## Problem statement
Give back each entry unchanged, minus pictures.

┄┄┄┄┄┄

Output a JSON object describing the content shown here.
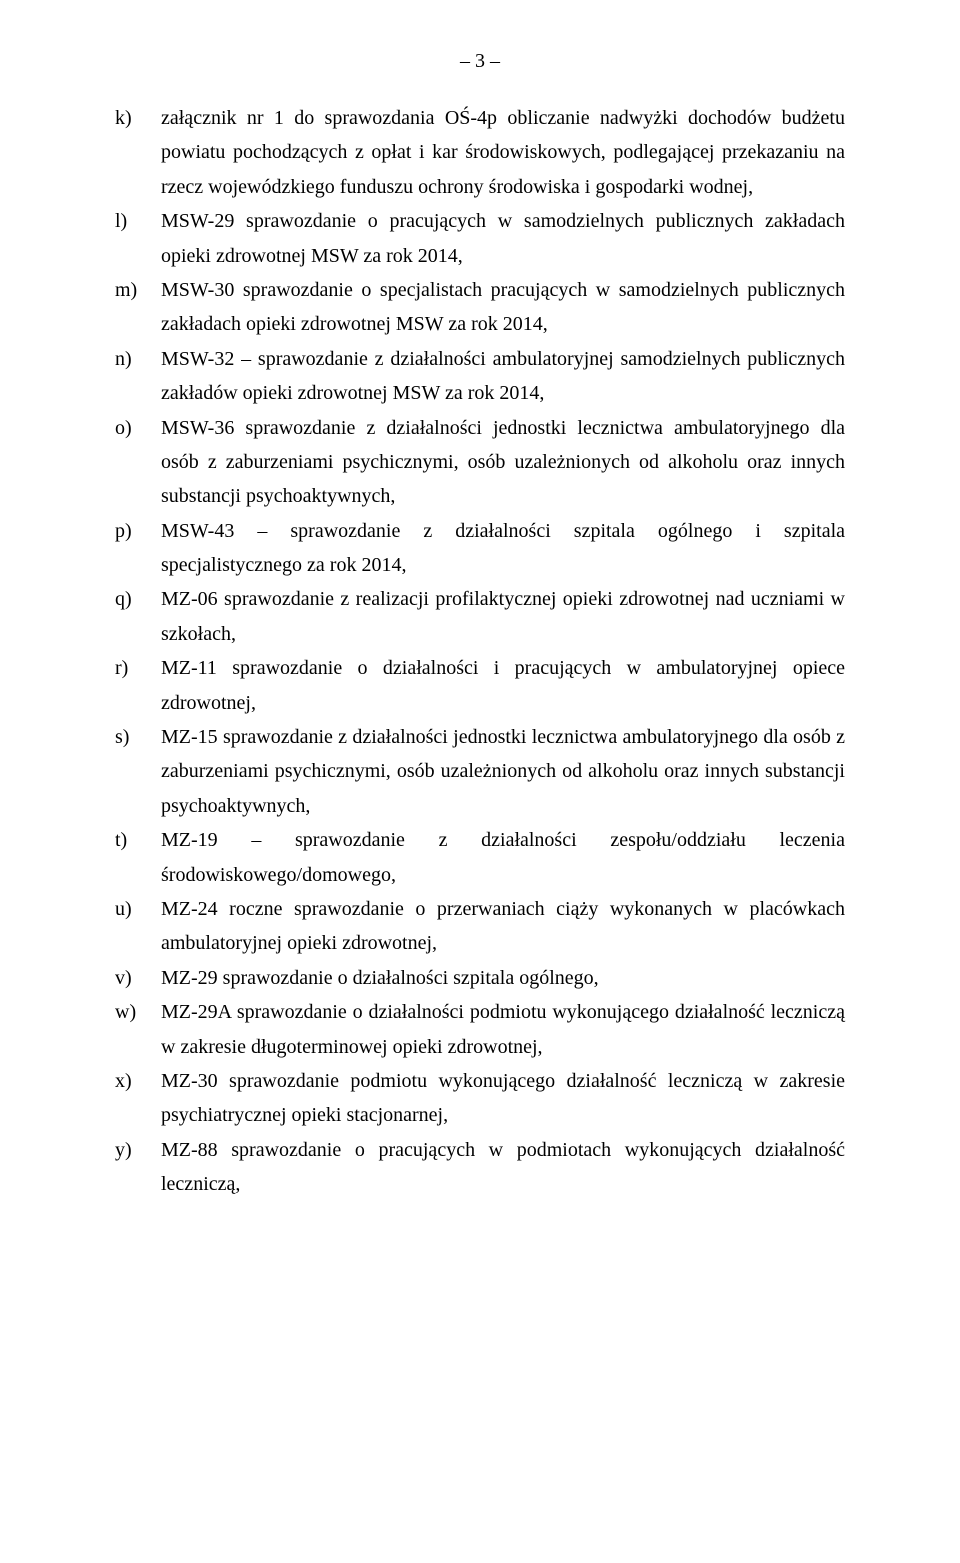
{
  "page_number": "– 3 –",
  "items": [
    {
      "marker": "k)",
      "text": "załącznik nr 1 do sprawozdania OŚ-4p obliczanie nadwyżki dochodów budżetu powiatu pochodzących z opłat i kar środowiskowych, podlegającej przekazaniu na rzecz wojewódzkiego funduszu ochrony środowiska i gospodarki wodnej,"
    },
    {
      "marker": "l)",
      "text": "MSW-29 sprawozdanie o pracujących w samodzielnych publicznych zakładach opieki zdrowotnej MSW za rok 2014,"
    },
    {
      "marker": "m)",
      "text": "MSW-30 sprawozdanie o specjalistach pracujących w samodzielnych publicznych zakładach opieki zdrowotnej MSW za rok 2014,"
    },
    {
      "marker": "n)",
      "text": "MSW-32 – sprawozdanie z działalności ambulatoryjnej samodzielnych publicznych zakładów opieki zdrowotnej MSW za rok 2014,"
    },
    {
      "marker": "o)",
      "text": "MSW-36 sprawozdanie z działalności jednostki lecznictwa ambulatoryjnego dla osób z zaburzeniami psychicznymi, osób uzależnionych od alkoholu oraz innych substancji psychoaktywnych,"
    },
    {
      "marker": "p)",
      "text": "MSW-43 – sprawozdanie z działalności szpitala ogólnego i szpitala specjalistycznego za rok 2014,"
    },
    {
      "marker": "q)",
      "text": "MZ-06 sprawozdanie z realizacji profilaktycznej opieki zdrowotnej nad uczniami w szkołach,"
    },
    {
      "marker": "r)",
      "text": "MZ-11 sprawozdanie o działalności i pracujących w ambulatoryjnej opiece zdrowotnej,"
    },
    {
      "marker": "s)",
      "text": "MZ-15 sprawozdanie z działalności jednostki lecznictwa ambulatoryjnego dla osób z zaburzeniami psychicznymi, osób uzależnionych od alkoholu oraz innych substancji psychoaktywnych,"
    },
    {
      "marker": "t)",
      "text": "MZ-19 – sprawozdanie z działalności zespołu/oddziału leczenia środowiskowego/domowego,"
    },
    {
      "marker": "u)",
      "text": "MZ-24 roczne sprawozdanie o przerwaniach ciąży wykonanych w placówkach ambulatoryjnej opieki zdrowotnej,"
    },
    {
      "marker": "v)",
      "text": "MZ-29 sprawozdanie o działalności szpitala ogólnego,"
    },
    {
      "marker": "w)",
      "text": "MZ-29A sprawozdanie o działalności podmiotu wykonującego działalność leczniczą w zakresie długoterminowej opieki zdrowotnej,"
    },
    {
      "marker": "x)",
      "text": "MZ-30 sprawozdanie podmiotu wykonującego działalność leczniczą w zakresie psychiatrycznej opieki stacjonarnej,"
    },
    {
      "marker": "y)",
      "text": "MZ-88 sprawozdanie o pracujących w podmiotach wykonujących działalność leczniczą,"
    }
  ]
}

┄┄┄┄┄┄

## Reply to the exercise
Output a JSON object describing the content shown here.
{
  "page_number": "– 3 –",
  "items": [
    {
      "marker": "k)",
      "text": "załącznik nr 1 do sprawozdania OŚ-4p obliczanie nadwyżki dochodów budżetu powiatu pochodzących z opłat i kar środowiskowych, podlegającej przekazaniu na rzecz wojewódzkiego funduszu ochrony środowiska i gospodarki wodnej,"
    },
    {
      "marker": "l)",
      "text": "MSW-29 sprawozdanie o pracujących w samodzielnych publicznych zakładach opieki zdrowotnej MSW za rok 2014,"
    },
    {
      "marker": "m)",
      "text": "MSW-30 sprawozdanie o specjalistach pracujących w samodzielnych publicznych zakładach opieki zdrowotnej MSW za rok 2014,"
    },
    {
      "marker": "n)",
      "text": "MSW-32 – sprawozdanie z działalności ambulatoryjnej samodzielnych publicznych zakładów opieki zdrowotnej MSW za rok 2014,"
    },
    {
      "marker": "o)",
      "text": "MSW-36 sprawozdanie z działalności jednostki lecznictwa ambulatoryjnego dla osób z zaburzeniami psychicznymi, osób uzależnionych od alkoholu oraz innych substancji psychoaktywnych,"
    },
    {
      "marker": "p)",
      "text": "MSW-43 – sprawozdanie z działalności szpitala ogólnego i szpitala specjalistycznego za rok 2014,"
    },
    {
      "marker": "q)",
      "text": "MZ-06 sprawozdanie z realizacji profilaktycznej opieki zdrowotnej nad uczniami w szkołach,"
    },
    {
      "marker": "r)",
      "text": "MZ-11 sprawozdanie o działalności i pracujących w ambulatoryjnej opiece zdrowotnej,"
    },
    {
      "marker": "s)",
      "text": "MZ-15 sprawozdanie z działalności jednostki lecznictwa ambulatoryjnego dla osób z zaburzeniami psychicznymi, osób uzależnionych od alkoholu oraz innych substancji psychoaktywnych,"
    },
    {
      "marker": "t)",
      "text": "MZ-19 – sprawozdanie z działalności zespołu/oddziału leczenia środowiskowego/domowego,"
    },
    {
      "marker": "u)",
      "text": "MZ-24 roczne sprawozdanie o przerwaniach ciąży wykonanych w placówkach ambulatoryjnej opieki zdrowotnej,"
    },
    {
      "marker": "v)",
      "text": "MZ-29 sprawozdanie o działalności szpitala ogólnego,"
    },
    {
      "marker": "w)",
      "text": "MZ-29A sprawozdanie o działalności podmiotu wykonującego działalność leczniczą w zakresie długoterminowej opieki zdrowotnej,"
    },
    {
      "marker": "x)",
      "text": "MZ-30 sprawozdanie podmiotu wykonującego działalność leczniczą w zakresie psychiatrycznej opieki stacjonarnej,"
    },
    {
      "marker": "y)",
      "text": "MZ-88 sprawozdanie o pracujących w podmiotach wykonujących działalność leczniczą,"
    }
  ]
}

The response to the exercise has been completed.